◆ **Available records**
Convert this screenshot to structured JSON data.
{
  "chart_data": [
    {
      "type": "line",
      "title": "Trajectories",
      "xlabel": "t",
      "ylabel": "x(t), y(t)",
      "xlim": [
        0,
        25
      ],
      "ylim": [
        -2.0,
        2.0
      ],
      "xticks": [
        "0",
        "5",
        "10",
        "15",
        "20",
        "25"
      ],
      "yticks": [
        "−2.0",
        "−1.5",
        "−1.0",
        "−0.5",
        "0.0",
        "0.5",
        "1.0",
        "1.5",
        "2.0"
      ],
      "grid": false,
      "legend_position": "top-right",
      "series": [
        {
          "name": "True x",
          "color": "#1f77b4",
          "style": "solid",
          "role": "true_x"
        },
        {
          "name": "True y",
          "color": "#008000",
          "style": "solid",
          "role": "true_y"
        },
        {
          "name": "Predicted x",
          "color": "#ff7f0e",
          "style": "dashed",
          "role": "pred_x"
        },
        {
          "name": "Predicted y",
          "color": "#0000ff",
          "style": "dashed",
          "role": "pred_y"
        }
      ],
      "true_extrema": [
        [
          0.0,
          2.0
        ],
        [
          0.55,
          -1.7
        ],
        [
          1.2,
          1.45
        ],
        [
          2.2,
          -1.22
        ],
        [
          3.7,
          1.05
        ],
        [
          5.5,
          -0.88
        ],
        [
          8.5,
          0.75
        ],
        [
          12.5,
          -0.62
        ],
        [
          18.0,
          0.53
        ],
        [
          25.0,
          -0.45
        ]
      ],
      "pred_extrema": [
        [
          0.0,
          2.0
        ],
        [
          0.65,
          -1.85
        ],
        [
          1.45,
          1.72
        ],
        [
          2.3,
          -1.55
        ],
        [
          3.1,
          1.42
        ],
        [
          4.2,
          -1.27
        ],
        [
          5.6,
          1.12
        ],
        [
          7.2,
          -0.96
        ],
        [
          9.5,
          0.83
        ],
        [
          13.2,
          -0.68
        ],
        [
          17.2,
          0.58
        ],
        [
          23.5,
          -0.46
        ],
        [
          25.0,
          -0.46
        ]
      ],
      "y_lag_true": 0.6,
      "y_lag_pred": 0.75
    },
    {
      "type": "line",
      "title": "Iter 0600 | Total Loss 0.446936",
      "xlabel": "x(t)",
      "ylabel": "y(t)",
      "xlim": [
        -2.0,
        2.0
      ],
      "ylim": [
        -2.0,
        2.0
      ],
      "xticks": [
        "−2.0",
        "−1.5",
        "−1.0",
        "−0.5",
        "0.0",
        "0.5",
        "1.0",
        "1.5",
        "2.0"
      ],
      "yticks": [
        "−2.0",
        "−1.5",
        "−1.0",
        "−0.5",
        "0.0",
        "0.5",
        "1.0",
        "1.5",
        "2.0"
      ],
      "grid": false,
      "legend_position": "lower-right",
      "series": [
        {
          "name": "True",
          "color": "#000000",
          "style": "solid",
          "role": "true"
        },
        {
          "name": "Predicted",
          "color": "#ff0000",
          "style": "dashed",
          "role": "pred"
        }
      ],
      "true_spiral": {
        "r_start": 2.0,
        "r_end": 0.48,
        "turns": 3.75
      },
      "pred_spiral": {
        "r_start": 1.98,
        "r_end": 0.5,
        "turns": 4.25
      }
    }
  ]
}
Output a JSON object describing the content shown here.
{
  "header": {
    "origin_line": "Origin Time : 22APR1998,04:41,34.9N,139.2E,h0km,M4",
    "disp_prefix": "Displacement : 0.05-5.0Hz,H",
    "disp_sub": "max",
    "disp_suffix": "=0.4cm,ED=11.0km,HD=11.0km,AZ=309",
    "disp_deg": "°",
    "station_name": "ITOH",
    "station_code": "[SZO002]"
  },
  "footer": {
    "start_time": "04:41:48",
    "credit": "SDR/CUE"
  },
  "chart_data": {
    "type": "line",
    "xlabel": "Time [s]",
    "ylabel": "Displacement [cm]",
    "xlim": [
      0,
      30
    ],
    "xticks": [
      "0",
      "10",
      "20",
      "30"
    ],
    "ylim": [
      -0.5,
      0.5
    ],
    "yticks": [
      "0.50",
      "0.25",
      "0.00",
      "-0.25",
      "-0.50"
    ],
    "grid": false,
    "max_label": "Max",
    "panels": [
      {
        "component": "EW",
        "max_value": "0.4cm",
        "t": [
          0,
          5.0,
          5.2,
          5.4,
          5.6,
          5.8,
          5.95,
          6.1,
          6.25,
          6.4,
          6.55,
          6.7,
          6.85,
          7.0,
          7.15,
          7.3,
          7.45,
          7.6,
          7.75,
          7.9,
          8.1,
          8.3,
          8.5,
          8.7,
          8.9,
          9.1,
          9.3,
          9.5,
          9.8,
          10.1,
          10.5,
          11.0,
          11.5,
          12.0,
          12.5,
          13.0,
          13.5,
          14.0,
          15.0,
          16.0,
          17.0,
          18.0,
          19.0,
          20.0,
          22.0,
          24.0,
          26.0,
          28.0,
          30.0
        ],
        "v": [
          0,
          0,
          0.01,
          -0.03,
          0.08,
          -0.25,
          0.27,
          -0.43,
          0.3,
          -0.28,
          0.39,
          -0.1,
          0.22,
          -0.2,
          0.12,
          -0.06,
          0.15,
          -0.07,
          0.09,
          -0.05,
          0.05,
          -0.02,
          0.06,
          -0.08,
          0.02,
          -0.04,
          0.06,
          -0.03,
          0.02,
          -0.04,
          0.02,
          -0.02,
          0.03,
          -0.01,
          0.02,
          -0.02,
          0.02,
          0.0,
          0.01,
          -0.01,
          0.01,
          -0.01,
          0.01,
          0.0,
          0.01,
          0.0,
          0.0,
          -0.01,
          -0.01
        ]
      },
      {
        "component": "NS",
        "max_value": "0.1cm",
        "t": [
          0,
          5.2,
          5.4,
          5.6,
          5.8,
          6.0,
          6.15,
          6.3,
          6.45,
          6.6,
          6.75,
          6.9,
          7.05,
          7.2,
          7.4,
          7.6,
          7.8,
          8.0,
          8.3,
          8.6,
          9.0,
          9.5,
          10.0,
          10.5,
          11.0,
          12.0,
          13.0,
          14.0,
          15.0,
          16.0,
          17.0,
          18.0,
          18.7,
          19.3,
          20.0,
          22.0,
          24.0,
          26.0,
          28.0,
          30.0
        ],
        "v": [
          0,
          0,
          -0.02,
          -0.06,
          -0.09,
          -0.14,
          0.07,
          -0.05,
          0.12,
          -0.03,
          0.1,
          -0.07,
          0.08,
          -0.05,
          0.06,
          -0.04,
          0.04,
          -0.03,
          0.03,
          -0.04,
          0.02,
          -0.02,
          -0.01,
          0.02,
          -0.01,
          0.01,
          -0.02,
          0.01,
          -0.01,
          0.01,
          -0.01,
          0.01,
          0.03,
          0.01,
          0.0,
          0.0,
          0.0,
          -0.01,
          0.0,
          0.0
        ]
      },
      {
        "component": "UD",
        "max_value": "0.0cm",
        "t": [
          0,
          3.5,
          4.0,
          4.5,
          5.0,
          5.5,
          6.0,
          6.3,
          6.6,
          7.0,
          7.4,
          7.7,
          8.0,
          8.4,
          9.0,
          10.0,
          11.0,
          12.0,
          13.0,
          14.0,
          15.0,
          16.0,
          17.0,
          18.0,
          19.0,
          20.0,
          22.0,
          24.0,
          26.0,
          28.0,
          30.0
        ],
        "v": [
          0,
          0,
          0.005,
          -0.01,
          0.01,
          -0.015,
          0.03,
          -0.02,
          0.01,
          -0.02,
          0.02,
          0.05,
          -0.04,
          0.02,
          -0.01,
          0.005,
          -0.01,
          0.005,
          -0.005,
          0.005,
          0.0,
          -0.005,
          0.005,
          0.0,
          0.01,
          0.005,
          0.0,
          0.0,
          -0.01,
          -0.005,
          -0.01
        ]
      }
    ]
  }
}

◆ **What this task involves**
Among the lines of the data, identify those with the word "ylabel". Copy each of them.

◆ **Result of the task**
      "ylabel": "x(t), y(t)",
      "ylabel": "y(t)",
    "ylabel": "Displacement [cm]",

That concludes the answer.